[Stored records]
● ● ● ● ●

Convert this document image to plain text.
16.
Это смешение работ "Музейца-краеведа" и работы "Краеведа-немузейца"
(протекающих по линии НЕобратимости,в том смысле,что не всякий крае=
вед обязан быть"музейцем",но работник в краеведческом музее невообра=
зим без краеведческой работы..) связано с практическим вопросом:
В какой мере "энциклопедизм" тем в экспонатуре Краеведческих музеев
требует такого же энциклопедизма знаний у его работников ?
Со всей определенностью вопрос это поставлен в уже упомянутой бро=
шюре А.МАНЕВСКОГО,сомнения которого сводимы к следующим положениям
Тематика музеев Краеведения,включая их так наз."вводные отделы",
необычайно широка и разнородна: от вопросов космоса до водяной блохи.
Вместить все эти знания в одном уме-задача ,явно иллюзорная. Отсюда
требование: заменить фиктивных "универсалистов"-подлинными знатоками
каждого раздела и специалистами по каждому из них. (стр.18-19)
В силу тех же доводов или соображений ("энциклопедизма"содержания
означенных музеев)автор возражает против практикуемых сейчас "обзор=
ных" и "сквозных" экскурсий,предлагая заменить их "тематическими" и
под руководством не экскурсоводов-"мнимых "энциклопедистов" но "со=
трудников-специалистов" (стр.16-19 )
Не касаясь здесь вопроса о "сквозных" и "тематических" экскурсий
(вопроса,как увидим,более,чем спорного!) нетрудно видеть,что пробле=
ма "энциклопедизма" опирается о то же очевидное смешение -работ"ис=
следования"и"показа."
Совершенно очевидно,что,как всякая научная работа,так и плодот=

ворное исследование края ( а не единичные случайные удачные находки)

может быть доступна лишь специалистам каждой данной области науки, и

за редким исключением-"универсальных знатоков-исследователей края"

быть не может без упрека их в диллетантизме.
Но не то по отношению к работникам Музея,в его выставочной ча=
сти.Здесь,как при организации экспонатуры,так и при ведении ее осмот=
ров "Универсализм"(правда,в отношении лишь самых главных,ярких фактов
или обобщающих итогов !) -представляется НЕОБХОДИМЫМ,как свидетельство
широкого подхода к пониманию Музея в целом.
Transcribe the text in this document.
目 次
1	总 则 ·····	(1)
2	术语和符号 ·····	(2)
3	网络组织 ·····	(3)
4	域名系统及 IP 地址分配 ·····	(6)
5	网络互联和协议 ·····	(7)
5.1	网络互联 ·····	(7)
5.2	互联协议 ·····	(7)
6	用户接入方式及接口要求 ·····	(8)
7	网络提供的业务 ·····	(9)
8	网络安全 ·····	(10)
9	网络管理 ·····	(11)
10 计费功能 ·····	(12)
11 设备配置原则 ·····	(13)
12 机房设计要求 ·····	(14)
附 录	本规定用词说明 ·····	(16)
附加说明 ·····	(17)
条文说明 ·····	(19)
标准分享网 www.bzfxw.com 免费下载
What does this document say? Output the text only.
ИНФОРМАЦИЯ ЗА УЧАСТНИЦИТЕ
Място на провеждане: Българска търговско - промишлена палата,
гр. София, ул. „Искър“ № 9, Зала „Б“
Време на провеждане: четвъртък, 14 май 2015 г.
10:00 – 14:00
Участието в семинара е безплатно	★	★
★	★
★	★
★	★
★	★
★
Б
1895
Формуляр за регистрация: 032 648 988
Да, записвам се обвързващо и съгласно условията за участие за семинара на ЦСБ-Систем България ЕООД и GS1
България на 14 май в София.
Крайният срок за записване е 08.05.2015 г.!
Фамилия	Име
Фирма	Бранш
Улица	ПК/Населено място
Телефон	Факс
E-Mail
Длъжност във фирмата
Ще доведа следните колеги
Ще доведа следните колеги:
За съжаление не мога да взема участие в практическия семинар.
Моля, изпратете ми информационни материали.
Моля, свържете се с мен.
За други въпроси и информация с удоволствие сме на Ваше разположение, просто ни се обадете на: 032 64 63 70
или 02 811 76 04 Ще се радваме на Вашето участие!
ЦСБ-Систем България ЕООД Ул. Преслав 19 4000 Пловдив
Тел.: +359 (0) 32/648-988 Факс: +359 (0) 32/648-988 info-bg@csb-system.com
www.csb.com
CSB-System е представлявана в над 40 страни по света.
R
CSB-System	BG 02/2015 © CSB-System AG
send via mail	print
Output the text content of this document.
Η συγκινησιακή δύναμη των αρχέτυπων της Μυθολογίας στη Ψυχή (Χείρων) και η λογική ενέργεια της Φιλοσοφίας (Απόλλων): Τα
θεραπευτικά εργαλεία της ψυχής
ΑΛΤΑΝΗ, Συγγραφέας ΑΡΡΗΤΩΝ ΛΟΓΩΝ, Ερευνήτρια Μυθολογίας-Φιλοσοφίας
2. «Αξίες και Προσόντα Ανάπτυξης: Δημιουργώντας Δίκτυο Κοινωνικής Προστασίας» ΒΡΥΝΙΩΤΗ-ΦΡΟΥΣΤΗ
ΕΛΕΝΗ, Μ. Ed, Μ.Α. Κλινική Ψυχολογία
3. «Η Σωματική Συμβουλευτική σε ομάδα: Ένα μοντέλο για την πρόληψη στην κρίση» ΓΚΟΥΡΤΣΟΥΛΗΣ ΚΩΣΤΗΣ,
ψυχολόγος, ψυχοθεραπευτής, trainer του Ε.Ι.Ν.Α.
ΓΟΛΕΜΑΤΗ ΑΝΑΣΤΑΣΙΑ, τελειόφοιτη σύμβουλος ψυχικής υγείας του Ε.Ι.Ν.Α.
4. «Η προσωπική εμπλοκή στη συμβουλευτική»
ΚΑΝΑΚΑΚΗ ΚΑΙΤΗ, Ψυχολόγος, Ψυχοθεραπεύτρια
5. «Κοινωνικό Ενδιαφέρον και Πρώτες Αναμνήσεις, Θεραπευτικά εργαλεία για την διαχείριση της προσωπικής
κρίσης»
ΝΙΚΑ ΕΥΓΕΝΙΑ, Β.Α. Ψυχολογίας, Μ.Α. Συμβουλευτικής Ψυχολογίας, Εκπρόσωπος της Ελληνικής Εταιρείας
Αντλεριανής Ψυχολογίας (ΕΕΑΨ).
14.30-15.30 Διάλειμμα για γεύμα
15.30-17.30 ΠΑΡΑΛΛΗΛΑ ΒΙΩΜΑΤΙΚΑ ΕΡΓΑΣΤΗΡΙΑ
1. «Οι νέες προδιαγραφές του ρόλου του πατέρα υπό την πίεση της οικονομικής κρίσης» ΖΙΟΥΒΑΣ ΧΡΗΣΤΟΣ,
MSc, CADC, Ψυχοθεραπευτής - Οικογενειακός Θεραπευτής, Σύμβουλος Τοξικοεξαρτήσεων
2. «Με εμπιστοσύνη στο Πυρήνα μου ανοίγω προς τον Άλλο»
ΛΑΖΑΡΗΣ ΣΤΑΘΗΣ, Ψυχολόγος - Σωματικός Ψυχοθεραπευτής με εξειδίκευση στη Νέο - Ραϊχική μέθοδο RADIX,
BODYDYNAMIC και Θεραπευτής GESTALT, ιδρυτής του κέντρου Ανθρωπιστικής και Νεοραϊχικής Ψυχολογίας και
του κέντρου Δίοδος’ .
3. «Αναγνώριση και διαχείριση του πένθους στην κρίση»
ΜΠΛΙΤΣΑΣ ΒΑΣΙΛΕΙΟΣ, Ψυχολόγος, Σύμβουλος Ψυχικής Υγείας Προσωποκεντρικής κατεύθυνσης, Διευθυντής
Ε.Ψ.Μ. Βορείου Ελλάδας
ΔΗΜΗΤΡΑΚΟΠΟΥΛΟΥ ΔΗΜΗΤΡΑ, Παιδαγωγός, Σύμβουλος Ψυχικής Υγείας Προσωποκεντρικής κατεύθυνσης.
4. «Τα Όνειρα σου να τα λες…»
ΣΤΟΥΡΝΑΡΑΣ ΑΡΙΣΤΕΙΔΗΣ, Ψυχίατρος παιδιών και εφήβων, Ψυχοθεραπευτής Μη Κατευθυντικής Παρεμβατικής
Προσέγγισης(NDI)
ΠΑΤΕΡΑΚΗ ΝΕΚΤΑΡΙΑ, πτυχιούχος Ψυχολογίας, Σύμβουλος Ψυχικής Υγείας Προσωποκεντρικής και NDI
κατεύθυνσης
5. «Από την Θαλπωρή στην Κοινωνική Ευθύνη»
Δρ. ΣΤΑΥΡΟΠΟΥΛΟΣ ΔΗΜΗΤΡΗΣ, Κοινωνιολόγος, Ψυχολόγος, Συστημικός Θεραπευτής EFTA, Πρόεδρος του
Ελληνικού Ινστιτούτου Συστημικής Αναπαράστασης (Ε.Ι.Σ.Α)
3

● ● ● ● ●

* _EXERCISE_: Copy out each line in the listing that has the word "может".

* _ANSWER TO THIS PROBLEM_:
может быть доступна лишь специалистам каждой данной области науки, и
быть не может без упрека их в диллетантизме.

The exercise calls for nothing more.